_GIVEN EXERCISE_.
Keep only the lines where "použitím" appears.

__________________________________________________

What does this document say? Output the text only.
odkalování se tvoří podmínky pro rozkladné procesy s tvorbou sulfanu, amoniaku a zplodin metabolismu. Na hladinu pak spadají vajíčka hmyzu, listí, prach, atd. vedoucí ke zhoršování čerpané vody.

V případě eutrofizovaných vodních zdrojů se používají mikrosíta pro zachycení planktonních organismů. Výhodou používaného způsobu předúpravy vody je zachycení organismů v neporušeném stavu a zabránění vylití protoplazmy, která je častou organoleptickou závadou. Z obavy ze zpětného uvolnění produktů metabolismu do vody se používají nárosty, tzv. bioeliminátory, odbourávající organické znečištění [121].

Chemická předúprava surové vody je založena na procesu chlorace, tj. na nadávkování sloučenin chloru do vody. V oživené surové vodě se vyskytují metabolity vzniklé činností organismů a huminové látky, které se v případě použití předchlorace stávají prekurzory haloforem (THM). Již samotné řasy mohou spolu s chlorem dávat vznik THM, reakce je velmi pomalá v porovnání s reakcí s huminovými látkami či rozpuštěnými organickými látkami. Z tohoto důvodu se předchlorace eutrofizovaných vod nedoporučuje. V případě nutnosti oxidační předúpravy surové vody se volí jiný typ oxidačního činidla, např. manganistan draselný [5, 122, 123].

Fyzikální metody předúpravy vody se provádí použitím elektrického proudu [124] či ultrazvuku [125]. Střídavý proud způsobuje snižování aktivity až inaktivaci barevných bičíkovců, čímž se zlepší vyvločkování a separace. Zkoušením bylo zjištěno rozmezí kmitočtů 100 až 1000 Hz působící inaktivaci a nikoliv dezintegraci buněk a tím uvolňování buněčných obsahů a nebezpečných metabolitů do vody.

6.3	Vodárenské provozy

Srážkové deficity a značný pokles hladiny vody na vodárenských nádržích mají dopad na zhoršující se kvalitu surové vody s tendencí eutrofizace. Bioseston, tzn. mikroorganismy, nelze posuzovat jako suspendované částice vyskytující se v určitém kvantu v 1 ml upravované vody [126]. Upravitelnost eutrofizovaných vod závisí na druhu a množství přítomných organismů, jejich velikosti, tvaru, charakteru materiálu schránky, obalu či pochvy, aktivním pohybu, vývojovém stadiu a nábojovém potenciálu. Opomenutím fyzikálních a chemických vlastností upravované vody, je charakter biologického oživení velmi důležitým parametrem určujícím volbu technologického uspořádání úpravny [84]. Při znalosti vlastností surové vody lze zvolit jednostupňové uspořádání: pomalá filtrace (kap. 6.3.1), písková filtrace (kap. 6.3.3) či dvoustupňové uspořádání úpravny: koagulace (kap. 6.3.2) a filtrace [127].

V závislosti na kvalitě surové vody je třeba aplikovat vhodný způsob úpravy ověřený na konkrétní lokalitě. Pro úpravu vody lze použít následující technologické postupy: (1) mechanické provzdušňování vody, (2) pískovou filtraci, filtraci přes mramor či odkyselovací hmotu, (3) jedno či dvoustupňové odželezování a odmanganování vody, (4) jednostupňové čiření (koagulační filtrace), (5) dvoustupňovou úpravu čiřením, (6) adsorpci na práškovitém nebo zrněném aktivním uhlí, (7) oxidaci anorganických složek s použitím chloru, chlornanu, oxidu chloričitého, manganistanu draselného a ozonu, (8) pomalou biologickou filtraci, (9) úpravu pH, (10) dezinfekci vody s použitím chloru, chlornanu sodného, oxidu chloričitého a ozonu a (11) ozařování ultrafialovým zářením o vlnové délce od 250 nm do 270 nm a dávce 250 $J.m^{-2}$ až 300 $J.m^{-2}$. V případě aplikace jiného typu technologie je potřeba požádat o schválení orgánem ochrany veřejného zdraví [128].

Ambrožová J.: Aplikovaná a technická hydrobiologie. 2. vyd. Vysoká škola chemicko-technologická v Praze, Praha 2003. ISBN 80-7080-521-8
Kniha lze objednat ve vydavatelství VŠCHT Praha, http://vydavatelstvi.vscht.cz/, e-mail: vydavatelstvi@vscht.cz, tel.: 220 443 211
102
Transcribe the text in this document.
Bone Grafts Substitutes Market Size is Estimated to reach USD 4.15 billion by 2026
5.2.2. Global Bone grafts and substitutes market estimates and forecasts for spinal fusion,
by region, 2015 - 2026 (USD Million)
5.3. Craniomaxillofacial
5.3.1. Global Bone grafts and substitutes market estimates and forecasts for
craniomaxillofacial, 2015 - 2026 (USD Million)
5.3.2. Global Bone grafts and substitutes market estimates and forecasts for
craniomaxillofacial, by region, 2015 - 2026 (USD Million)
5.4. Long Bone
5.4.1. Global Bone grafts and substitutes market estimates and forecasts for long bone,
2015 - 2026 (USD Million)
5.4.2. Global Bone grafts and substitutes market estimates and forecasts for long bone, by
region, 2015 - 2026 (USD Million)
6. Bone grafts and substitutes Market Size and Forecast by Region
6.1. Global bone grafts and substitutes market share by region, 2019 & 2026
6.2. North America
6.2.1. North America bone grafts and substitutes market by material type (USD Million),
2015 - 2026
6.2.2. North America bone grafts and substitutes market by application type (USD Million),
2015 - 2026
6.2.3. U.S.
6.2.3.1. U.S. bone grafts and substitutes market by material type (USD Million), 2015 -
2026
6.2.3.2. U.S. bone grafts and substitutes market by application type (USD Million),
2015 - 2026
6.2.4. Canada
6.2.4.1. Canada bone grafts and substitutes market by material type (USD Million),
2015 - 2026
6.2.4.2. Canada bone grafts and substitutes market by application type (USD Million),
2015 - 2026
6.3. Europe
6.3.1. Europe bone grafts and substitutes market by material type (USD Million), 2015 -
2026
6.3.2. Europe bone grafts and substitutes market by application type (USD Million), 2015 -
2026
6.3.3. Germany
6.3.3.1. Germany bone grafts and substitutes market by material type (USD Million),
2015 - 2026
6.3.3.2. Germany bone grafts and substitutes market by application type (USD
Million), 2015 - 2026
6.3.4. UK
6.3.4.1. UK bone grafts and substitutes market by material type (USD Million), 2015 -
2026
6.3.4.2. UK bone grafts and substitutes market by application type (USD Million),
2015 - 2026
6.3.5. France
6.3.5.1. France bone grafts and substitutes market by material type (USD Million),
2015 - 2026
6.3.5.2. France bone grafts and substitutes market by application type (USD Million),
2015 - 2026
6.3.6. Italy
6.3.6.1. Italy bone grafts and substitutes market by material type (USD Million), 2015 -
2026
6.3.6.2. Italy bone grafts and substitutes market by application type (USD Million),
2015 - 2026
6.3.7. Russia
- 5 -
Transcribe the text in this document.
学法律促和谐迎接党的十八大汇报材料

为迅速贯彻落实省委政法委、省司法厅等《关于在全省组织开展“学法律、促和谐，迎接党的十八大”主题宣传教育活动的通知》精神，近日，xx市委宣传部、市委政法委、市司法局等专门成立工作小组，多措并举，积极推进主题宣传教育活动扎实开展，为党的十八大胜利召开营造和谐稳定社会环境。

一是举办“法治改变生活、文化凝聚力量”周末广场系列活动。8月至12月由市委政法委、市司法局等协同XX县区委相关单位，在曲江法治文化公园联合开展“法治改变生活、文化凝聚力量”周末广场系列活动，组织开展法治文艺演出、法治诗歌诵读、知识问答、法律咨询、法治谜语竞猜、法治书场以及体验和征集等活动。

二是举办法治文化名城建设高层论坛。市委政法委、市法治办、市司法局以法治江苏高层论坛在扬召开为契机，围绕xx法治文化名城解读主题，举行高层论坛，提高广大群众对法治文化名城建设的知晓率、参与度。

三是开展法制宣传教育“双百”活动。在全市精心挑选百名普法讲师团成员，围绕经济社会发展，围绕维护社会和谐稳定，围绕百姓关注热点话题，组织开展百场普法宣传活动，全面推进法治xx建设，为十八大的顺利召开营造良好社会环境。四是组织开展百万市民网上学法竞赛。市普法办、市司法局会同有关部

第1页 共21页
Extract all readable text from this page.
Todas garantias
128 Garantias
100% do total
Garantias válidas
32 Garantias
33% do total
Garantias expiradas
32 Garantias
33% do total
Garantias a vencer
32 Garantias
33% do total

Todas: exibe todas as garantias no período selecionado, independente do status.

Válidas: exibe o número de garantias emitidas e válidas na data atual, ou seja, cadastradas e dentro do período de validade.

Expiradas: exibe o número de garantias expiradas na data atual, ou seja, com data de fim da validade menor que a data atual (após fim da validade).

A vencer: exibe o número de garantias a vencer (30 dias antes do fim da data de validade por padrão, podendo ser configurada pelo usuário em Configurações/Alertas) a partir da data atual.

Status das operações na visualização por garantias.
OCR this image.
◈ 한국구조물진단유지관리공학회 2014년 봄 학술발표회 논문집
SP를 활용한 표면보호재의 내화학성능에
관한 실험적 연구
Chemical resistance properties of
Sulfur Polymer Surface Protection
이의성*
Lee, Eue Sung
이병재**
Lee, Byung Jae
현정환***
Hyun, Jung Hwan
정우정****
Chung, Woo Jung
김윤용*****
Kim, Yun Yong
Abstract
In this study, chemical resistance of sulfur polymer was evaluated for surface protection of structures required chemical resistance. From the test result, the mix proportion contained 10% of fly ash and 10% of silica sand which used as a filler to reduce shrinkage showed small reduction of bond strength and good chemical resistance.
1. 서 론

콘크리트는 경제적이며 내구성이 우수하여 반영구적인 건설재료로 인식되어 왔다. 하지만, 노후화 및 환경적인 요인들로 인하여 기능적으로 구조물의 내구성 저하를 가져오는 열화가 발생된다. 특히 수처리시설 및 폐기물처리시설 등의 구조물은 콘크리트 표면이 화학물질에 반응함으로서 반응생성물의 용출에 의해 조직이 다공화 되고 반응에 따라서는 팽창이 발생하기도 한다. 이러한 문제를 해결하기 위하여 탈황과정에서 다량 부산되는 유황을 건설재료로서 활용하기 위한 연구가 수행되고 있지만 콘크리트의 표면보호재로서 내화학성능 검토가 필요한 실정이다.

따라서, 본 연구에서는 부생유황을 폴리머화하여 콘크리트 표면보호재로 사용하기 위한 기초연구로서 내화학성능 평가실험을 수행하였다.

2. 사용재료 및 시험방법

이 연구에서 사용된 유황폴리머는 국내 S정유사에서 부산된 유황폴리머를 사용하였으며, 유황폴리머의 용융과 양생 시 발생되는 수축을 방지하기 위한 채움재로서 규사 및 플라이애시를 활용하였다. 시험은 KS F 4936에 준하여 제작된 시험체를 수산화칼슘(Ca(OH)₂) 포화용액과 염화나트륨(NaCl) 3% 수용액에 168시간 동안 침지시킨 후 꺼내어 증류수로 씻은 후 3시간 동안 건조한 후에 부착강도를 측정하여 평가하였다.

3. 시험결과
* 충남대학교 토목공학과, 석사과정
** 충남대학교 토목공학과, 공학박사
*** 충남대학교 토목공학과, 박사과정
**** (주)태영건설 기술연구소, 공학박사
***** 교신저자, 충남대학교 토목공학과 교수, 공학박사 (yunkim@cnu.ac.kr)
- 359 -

__________________________________________________

_TASK SOLUTION_.
Fyzikální metody předúpravy vody se provádí použitím elektrického proudu [124] či ultrazvuku [125]. Střídavý proud způsobuje snižování aktivity až inaktivaci barevných bičíkovců, čímž se zlepší vyvločkování a separace. Zkoušením bylo zjištěno rozmezí kmitočtů 100 až 1000 Hz působící inaktivaci a nikoliv dezintegraci buněk a tím uvolňování buněčných obsahů a nebezpečných metabolitů do vody.
V závislosti na kvalitě surové vody je třeba aplikovat vhodný způsob úpravy ověřený na konkrétní lokalitě. Pro úpravu vody lze použít následující technologické postupy: (1) mechanické provzdušňování vody, (2) pískovou filtraci, filtraci přes mramor či odkyselovací hmotu, (3) jedno či dvoustupňové odželezování a odmanganování vody, (4) jednostupňové čiření (koagulační filtrace), (5) dvoustupňovou úpravu čiřením, (6) adsorpci na práškovitém nebo zrněném aktivním uhlí, (7) oxidaci anorganických složek s použitím chloru, chlornanu, oxidu chloričitého, manganistanu draselného a ozonu, (8) pomalou biologickou filtraci, (9) úpravu pH, (10) dezinfekci vody s použitím chloru, chlornanu sodného, oxidu chloričitého a ozonu a (11) ozařování ultrafialovým zářením o vlnové délce od 250 nm do 270 nm a dávce 250 $J.m^{-2}$ až 300 $J.m^{-2}$. V případě aplikace jiného typu technologie je potřeba požádat o schválení orgánem ochrany veřejného zdraví [128].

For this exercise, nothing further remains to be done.